───── PROVIDED MATERIAL

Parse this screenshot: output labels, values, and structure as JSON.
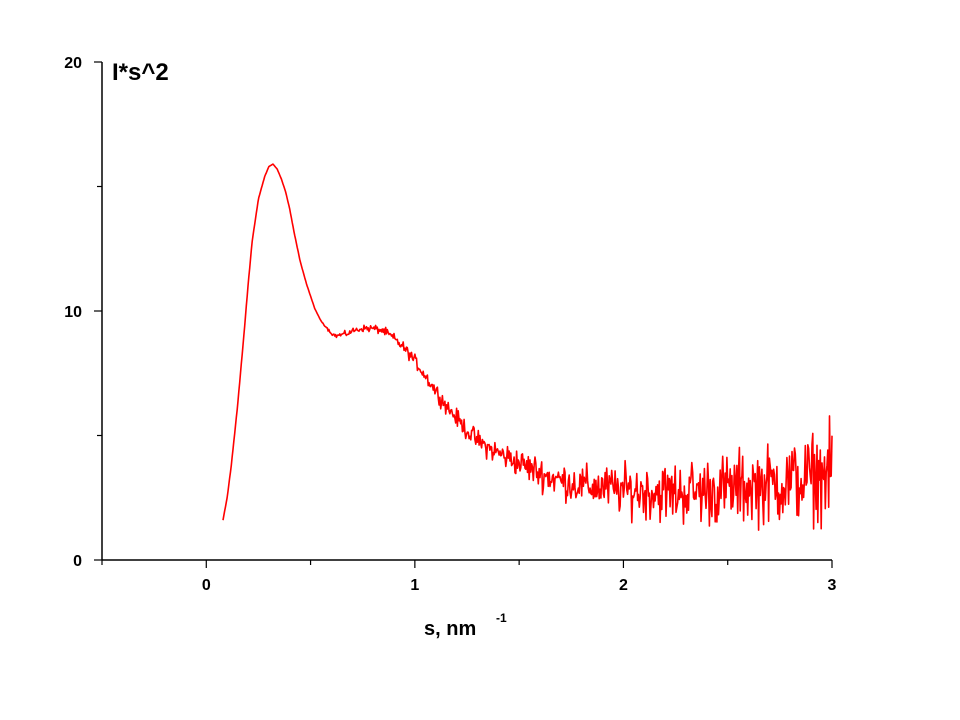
{
  "chart_data": {
    "type": "line",
    "title": "",
    "ylabel": "I*s^2",
    "xlabel": "s, nm",
    "xlabel_superscript": "-1",
    "xlim": [
      -0.5,
      3
    ],
    "ylim": [
      0,
      20
    ],
    "x_ticks": [
      0,
      1,
      2,
      3
    ],
    "y_ticks": [
      0,
      10,
      20
    ],
    "grid": false,
    "legend": "none",
    "series": [
      {
        "color": "#ff0000",
        "x": [
          0.08,
          0.1,
          0.12,
          0.15,
          0.18,
          0.2,
          0.22,
          0.25,
          0.28,
          0.3,
          0.32,
          0.34,
          0.36,
          0.38,
          0.4,
          0.42,
          0.45,
          0.48,
          0.5,
          0.52,
          0.55,
          0.58,
          0.6,
          0.62,
          0.65,
          0.68,
          0.7,
          0.75,
          0.8,
          0.85,
          0.9,
          0.95,
          1.0,
          1.05,
          1.1,
          1.15,
          1.2,
          1.25,
          1.3,
          1.35,
          1.4,
          1.45,
          1.5,
          1.55,
          1.6,
          1.65,
          1.7,
          1.75,
          1.8,
          1.85,
          1.9,
          1.95,
          2.0,
          2.05,
          2.1,
          2.15,
          2.2,
          2.25,
          2.3,
          2.35,
          2.4,
          2.45,
          2.5,
          2.55,
          2.6,
          2.65,
          2.7,
          2.75,
          2.8,
          2.85,
          2.9,
          2.95,
          3.0
        ],
        "y": [
          1.6,
          2.5,
          3.8,
          6.2,
          9.0,
          11.0,
          12.8,
          14.5,
          15.4,
          15.8,
          15.9,
          15.7,
          15.3,
          14.8,
          14.1,
          13.2,
          12.0,
          11.1,
          10.6,
          10.1,
          9.6,
          9.3,
          9.1,
          9.0,
          9.05,
          9.1,
          9.2,
          9.3,
          9.3,
          9.2,
          8.9,
          8.5,
          8.0,
          7.4,
          6.8,
          6.2,
          5.7,
          5.2,
          4.8,
          4.5,
          4.3,
          4.1,
          3.9,
          3.7,
          3.5,
          3.3,
          3.2,
          3.1,
          3.0,
          2.95,
          2.9,
          2.85,
          2.8,
          2.8,
          2.75,
          2.75,
          2.7,
          2.7,
          2.75,
          2.75,
          2.8,
          2.8,
          2.85,
          2.9,
          2.95,
          3.0,
          3.0,
          3.1,
          3.15,
          3.2,
          3.3,
          3.4,
          3.5
        ],
        "noise_amplitude": [
          0,
          0,
          0,
          0,
          0,
          0,
          0,
          0,
          0,
          0,
          0,
          0,
          0,
          0,
          0,
          0,
          0,
          0,
          0,
          0,
          0,
          0.05,
          0.05,
          0.08,
          0.1,
          0.1,
          0.1,
          0.12,
          0.15,
          0.15,
          0.18,
          0.2,
          0.22,
          0.25,
          0.28,
          0.3,
          0.32,
          0.35,
          0.38,
          0.4,
          0.45,
          0.5,
          0.5,
          0.55,
          0.6,
          0.6,
          0.65,
          0.7,
          0.7,
          0.75,
          0.8,
          0.85,
          0.9,
          0.95,
          1.0,
          1.05,
          1.1,
          1.15,
          1.2,
          1.2,
          1.25,
          1.3,
          1.3,
          1.35,
          1.4,
          1.4,
          1.45,
          1.5,
          1.5,
          1.55,
          1.6,
          1.6,
          1.7
        ]
      }
    ]
  }
}
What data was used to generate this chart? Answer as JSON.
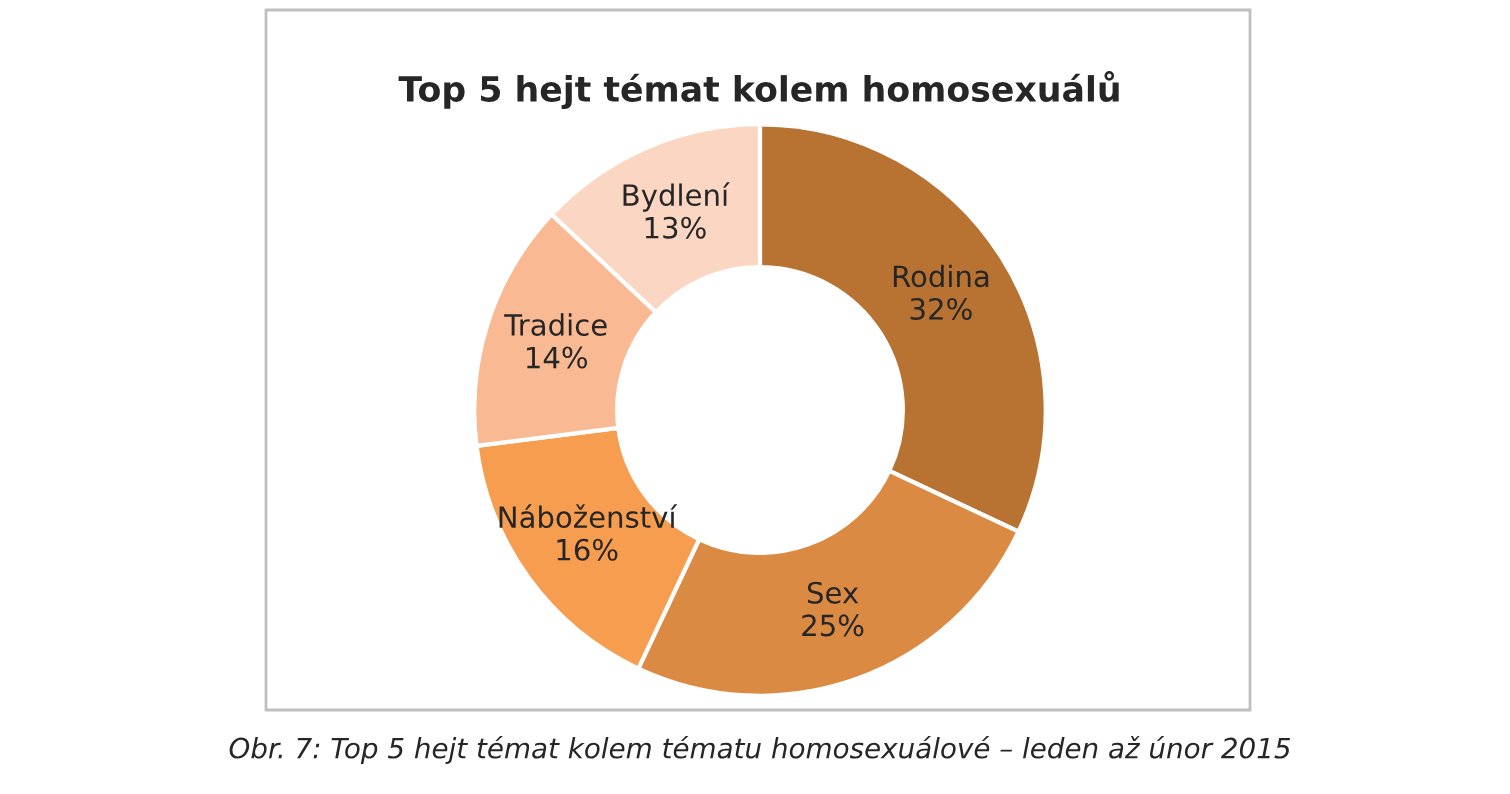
{
  "chart_data": {
    "type": "donut",
    "title": "Top 5 hejt témat kolem homosexuálů",
    "categories": [
      "Rodina",
      "Sex",
      "Náboženství",
      "Tradice",
      "Bydlení"
    ],
    "values": [
      32,
      25,
      16,
      14,
      13
    ],
    "value_labels": [
      "32%",
      "25%",
      "16%",
      "14%",
      "13%"
    ],
    "colors": [
      "#b87333",
      "#db8a44",
      "#f79d50",
      "#f8b993",
      "#fbd6c2"
    ],
    "annotations": [
      "Obr. 7: Top 5 hejt témat kolem tématu homosexuálové – leden až únor 2015"
    ]
  }
}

──────────

▶ _GIVEN PROBLEM_:
The material above must be printed exactly, with its pictures left out.

▶ _THE COMPLETED TASK_:
Parse this screenshot: output labels, values, and structure as JSON.
{
  "chart_data": {
    "type": "line",
    "title": "",
    "ylabel": "I*s^2",
    "xlabel": "s, nm",
    "xlabel_superscript": "-1",
    "xlim": [
      -0.5,
      3
    ],
    "ylim": [
      0,
      20
    ],
    "x_ticks": [
      0,
      1,
      2,
      3
    ],
    "y_ticks": [
      0,
      10,
      20
    ],
    "grid": false,
    "legend": "none",
    "series": [
      {
        "color": "#ff0000",
        "x": [
          0.08,
          0.1,
          0.12,
          0.15,
          0.18,
          0.2,
          0.22,
          0.25,
          0.28,
          0.3,
          0.32,
          0.34,
          0.36,
          0.38,
          0.4,
          0.42,
          0.45,
          0.48,
          0.5,
          0.52,
          0.55,
          0.58,
          0.6,
          0.62,
          0.65,
          0.68,
          0.7,
          0.75,
          0.8,
          0.85,
          0.9,
          0.95,
          1.0,
          1.05,
          1.1,
          1.15,
          1.2,
          1.25,
          1.3,
          1.35,
          1.4,
          1.45,
          1.5,
          1.55,
          1.6,
          1.65,
          1.7,
          1.75,
          1.8,
          1.85,
          1.9,
          1.95,
          2.0,
          2.05,
          2.1,
          2.15,
          2.2,
          2.25,
          2.3,
          2.35,
          2.4,
          2.45,
          2.5,
          2.55,
          2.6,
          2.65,
          2.7,
          2.75,
          2.8,
          2.85,
          2.9,
          2.95,
          3.0
        ],
        "y": [
          1.6,
          2.5,
          3.8,
          6.2,
          9.0,
          11.0,
          12.8,
          14.5,
          15.4,
          15.8,
          15.9,
          15.7,
          15.3,
          14.8,
          14.1,
          13.2,
          12.0,
          11.1,
          10.6,
          10.1,
          9.6,
          9.3,
          9.1,
          9.0,
          9.05,
          9.1,
          9.2,
          9.3,
          9.3,
          9.2,
          8.9,
          8.5,
          8.0,
          7.4,
          6.8,
          6.2,
          5.7,
          5.2,
          4.8,
          4.5,
          4.3,
          4.1,
          3.9,
          3.7,
          3.5,
          3.3,
          3.2,
          3.1,
          3.0,
          2.95,
          2.9,
          2.85,
          2.8,
          2.8,
          2.75,
          2.75,
          2.7,
          2.7,
          2.75,
          2.75,
          2.8,
          2.8,
          2.85,
          2.9,
          2.95,
          3.0,
          3.0,
          3.1,
          3.15,
          3.2,
          3.3,
          3.4,
          3.5
        ],
        "noise_amplitude": [
          0,
          0,
          0,
          0,
          0,
          0,
          0,
          0,
          0,
          0,
          0,
          0,
          0,
          0,
          0,
          0,
          0,
          0,
          0,
          0,
          0,
          0.05,
          0.05,
          0.08,
          0.1,
          0.1,
          0.1,
          0.12,
          0.15,
          0.15,
          0.18,
          0.2,
          0.22,
          0.25,
          0.28,
          0.3,
          0.32,
          0.35,
          0.38,
          0.4,
          0.45,
          0.5,
          0.5,
          0.55,
          0.6,
          0.6,
          0.65,
          0.7,
          0.7,
          0.75,
          0.8,
          0.85,
          0.9,
          0.95,
          1.0,
          1.05,
          1.1,
          1.15,
          1.2,
          1.2,
          1.25,
          1.3,
          1.3,
          1.35,
          1.4,
          1.4,
          1.45,
          1.5,
          1.5,
          1.55,
          1.6,
          1.6,
          1.7
        ]
      }
    ]
  }
}
What data was used to generate this chart? Answer as JSON.
{
  "chart_data": {
    "type": "donut",
    "title": "Top 5 hejt témat kolem homosexuálů",
    "categories": [
      "Rodina",
      "Sex",
      "Náboženství",
      "Tradice",
      "Bydlení"
    ],
    "values": [
      32,
      25,
      16,
      14,
      13
    ],
    "value_labels": [
      "32%",
      "25%",
      "16%",
      "14%",
      "13%"
    ],
    "colors": [
      "#b87333",
      "#db8a44",
      "#f79d50",
      "#f8b993",
      "#fbd6c2"
    ],
    "annotations": [
      "Obr. 7: Top 5 hejt témat kolem tématu homosexuálové – leden až únor 2015"
    ]
  }
}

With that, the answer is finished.